■ Written request ■
Go through the listing below and list every line with "신청원및특기사항".

╭─ Provided material

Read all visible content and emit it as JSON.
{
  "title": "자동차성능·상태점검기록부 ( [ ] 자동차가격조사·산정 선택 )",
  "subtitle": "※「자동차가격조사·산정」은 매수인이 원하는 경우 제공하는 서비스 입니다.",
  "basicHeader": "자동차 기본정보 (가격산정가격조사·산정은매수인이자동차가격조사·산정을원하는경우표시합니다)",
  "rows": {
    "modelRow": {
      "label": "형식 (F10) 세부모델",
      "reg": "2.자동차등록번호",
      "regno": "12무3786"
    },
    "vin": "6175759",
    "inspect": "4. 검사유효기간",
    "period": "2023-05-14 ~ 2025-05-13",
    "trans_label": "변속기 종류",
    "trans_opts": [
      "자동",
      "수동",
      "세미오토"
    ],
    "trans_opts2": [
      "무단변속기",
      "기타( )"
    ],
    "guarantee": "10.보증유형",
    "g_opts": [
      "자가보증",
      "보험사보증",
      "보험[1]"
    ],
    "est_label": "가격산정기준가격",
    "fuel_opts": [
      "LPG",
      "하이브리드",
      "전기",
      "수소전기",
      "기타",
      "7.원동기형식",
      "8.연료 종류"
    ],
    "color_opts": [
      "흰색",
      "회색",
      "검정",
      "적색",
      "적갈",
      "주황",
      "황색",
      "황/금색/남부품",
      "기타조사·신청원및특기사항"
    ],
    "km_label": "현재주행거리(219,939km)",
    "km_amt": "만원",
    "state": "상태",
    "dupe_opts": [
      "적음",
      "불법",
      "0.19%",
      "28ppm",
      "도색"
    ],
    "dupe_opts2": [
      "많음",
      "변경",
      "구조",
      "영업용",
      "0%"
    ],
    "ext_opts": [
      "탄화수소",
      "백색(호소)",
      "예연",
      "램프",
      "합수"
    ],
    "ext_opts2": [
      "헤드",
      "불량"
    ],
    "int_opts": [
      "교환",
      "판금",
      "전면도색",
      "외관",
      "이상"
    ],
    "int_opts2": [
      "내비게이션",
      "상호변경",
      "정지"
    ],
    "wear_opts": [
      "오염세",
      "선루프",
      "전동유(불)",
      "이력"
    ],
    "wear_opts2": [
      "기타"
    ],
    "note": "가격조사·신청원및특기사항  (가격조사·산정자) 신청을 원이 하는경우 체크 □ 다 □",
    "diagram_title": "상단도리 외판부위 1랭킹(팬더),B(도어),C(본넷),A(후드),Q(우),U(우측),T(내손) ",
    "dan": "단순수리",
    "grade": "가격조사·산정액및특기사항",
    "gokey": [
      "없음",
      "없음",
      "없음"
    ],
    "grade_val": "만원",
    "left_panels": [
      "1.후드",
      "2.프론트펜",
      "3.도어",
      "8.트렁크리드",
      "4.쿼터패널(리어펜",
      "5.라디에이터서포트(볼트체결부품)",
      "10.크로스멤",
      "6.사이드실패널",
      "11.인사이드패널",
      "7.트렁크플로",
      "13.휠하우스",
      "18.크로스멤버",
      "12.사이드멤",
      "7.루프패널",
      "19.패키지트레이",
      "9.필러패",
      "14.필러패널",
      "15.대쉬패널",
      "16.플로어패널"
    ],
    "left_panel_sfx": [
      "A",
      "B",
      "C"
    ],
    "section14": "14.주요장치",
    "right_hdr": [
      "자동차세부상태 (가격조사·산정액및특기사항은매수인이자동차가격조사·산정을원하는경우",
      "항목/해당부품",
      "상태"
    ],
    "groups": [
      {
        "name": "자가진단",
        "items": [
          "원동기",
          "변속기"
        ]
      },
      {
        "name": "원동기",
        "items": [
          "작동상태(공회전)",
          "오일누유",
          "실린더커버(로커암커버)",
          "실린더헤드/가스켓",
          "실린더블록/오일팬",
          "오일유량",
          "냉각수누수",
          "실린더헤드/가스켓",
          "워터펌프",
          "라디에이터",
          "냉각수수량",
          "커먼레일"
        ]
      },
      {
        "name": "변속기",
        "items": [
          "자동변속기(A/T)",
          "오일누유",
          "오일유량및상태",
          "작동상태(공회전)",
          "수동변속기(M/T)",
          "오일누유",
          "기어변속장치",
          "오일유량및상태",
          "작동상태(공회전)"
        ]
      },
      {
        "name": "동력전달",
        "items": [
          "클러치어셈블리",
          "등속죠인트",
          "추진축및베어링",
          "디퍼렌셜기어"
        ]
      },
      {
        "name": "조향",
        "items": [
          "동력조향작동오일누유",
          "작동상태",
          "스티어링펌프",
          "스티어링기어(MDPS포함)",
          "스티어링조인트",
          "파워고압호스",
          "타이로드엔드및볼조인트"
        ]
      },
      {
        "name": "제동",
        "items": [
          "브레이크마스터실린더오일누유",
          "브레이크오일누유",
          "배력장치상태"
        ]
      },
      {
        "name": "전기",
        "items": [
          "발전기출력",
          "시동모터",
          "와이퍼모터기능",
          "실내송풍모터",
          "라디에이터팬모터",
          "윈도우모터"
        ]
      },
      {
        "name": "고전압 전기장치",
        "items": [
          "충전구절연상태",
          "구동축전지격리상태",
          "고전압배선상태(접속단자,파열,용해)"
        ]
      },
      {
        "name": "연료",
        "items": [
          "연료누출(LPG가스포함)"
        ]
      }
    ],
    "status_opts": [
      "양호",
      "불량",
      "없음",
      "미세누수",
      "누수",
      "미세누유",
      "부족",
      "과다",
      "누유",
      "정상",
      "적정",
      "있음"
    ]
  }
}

╰─

■ Solution for this task ■
      "기타조사·신청원및특기사항"
    "note": "가격조사·신청원및특기사항  (가격조사·산정자) 신청을 원이 하는경우 체크 □ 다 □",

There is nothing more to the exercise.